● **GIVEN ENTRIES**:
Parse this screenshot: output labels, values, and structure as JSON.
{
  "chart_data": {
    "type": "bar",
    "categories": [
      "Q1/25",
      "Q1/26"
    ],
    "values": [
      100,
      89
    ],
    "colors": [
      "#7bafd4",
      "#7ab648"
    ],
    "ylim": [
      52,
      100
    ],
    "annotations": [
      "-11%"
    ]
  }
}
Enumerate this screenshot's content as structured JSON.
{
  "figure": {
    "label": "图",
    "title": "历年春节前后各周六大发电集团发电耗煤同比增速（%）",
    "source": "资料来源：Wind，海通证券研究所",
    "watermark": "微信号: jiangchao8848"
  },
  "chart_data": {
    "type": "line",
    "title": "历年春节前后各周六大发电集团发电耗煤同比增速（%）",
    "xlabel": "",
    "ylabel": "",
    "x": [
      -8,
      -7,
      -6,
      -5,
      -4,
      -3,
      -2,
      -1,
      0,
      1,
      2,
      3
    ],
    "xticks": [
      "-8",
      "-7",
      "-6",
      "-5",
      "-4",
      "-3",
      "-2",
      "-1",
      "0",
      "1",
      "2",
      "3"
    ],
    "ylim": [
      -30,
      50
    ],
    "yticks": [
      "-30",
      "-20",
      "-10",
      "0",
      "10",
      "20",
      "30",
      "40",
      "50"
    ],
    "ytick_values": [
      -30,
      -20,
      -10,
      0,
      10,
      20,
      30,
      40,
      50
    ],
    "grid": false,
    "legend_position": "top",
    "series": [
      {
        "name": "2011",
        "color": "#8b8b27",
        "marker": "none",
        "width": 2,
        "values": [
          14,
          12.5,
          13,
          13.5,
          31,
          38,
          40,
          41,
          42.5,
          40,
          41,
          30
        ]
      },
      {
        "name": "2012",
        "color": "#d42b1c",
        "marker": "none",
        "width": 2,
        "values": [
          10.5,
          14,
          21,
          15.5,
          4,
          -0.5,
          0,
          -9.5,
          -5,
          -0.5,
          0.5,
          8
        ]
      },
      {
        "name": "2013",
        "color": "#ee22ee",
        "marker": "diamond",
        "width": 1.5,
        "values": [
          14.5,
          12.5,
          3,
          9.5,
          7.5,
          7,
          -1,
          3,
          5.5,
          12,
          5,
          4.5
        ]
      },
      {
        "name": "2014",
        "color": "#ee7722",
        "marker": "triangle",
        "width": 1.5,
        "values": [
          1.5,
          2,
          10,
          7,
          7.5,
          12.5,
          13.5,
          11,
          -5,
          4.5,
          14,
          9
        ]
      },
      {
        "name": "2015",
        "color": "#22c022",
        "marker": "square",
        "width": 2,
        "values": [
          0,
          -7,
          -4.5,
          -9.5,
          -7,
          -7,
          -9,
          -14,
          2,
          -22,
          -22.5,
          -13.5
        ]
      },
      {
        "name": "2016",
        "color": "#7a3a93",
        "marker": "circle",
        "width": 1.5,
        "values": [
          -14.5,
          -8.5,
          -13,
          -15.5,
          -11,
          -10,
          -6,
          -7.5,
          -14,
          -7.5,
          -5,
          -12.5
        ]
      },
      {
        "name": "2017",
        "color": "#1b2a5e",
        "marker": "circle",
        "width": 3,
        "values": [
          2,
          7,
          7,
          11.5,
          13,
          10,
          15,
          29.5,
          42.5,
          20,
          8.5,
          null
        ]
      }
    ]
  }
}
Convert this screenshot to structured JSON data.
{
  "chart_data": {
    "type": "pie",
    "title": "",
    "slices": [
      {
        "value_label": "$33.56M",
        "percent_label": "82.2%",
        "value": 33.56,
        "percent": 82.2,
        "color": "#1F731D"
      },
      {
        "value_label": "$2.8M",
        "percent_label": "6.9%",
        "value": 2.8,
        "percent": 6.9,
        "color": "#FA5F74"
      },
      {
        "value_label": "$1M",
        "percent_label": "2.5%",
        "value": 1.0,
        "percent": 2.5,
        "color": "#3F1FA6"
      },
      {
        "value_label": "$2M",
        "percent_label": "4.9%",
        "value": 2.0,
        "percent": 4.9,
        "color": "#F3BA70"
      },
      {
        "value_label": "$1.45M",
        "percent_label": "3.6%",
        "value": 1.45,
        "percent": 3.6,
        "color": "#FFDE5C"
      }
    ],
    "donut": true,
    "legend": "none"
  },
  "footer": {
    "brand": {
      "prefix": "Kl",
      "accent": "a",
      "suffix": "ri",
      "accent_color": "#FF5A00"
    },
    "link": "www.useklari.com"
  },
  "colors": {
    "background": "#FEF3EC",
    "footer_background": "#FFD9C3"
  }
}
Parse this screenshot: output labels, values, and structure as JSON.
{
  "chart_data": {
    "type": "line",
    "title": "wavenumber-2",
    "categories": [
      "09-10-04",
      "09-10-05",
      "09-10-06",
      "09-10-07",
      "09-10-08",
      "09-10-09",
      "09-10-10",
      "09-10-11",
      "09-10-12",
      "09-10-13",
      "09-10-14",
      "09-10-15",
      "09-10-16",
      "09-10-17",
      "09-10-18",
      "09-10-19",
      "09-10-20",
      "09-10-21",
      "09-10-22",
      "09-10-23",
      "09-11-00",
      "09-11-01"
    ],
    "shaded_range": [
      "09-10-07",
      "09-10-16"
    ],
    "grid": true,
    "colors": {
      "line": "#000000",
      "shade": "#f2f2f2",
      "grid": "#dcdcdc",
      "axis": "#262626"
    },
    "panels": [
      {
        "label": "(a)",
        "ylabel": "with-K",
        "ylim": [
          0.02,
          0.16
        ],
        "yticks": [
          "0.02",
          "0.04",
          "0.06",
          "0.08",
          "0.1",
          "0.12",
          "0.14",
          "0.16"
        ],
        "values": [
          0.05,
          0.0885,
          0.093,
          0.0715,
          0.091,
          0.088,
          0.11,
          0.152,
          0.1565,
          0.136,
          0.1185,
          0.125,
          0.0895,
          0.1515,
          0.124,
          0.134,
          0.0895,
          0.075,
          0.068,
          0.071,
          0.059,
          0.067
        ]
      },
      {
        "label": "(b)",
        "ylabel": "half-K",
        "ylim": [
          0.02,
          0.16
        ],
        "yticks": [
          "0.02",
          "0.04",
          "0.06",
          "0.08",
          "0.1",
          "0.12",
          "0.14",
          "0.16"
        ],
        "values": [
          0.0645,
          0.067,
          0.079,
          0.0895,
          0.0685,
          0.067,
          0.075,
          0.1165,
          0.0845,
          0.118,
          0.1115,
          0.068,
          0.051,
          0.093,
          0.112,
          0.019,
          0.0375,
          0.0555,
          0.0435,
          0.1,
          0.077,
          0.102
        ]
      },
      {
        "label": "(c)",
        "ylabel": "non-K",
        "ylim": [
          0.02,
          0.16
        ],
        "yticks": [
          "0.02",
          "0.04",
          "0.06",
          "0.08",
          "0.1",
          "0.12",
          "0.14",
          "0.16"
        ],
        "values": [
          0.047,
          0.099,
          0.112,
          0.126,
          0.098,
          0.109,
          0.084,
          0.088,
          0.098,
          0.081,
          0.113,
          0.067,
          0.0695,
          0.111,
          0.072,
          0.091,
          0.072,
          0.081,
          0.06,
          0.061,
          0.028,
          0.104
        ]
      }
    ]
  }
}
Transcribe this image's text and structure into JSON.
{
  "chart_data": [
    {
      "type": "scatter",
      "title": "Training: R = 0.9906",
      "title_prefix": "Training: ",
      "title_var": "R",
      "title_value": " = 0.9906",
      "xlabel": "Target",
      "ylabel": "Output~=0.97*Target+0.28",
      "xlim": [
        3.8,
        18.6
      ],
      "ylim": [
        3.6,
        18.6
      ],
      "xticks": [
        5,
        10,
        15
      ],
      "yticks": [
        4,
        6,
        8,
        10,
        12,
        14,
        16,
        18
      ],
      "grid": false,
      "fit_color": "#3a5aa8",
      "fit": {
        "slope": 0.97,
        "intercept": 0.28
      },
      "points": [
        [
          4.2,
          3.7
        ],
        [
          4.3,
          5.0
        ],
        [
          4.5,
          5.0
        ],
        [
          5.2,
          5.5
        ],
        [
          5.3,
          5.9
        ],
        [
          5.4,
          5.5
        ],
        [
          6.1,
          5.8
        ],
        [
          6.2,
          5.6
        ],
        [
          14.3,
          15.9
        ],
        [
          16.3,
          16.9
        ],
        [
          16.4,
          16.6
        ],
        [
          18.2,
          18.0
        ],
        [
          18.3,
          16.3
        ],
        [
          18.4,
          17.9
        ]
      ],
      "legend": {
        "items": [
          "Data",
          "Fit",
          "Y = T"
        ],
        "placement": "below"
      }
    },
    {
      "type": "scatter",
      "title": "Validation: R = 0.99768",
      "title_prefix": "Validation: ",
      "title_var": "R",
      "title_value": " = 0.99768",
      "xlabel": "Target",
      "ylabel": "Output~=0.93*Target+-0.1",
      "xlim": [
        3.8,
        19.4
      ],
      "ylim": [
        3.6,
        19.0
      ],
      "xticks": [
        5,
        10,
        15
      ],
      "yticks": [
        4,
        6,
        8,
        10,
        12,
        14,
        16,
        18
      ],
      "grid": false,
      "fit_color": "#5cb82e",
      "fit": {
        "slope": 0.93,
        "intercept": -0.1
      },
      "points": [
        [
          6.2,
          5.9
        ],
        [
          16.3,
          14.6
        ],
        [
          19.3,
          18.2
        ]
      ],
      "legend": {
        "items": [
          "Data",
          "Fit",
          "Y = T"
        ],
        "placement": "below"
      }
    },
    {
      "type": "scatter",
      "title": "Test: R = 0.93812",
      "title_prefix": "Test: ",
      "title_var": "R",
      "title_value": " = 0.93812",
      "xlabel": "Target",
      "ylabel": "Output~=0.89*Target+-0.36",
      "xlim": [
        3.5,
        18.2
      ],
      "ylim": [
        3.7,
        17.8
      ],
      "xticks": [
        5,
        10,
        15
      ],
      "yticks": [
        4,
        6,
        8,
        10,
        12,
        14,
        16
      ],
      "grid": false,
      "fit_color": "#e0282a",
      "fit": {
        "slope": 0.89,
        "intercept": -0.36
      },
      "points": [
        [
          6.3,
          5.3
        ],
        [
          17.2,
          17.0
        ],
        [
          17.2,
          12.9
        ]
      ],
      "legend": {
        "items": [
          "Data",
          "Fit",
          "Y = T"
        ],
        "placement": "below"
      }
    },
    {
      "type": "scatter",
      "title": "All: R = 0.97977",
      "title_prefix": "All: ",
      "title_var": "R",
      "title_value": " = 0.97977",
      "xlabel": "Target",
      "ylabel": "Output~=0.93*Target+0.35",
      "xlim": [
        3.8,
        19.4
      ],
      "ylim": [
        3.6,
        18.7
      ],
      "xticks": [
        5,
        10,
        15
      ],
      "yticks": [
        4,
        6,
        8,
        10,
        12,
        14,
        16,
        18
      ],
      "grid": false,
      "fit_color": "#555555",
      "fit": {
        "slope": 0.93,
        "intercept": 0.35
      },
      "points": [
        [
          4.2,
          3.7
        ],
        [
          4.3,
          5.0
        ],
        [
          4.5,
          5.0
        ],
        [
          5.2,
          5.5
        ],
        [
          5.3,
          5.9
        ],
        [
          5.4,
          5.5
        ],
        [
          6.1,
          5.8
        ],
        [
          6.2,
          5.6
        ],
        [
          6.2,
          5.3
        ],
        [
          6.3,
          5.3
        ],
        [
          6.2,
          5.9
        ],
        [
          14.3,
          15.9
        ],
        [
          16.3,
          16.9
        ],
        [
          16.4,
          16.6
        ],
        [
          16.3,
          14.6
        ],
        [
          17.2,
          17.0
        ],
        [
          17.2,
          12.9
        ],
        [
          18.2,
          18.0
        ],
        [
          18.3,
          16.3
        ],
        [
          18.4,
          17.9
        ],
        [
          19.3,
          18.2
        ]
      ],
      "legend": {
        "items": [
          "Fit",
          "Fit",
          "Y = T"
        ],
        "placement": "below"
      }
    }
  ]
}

● **EXERCISE PROMPT**:
Where a line contains "JSON", copy that line.

● **REPLY**:
Parse this screenshot: output labels, values, and structure as JSON.
Enumerate this screenshot's content as structured JSON.
Convert this screenshot to structured JSON data.
Parse this screenshot: output labels, values, and structure as JSON.
Transcribe this image's text and structure into JSON.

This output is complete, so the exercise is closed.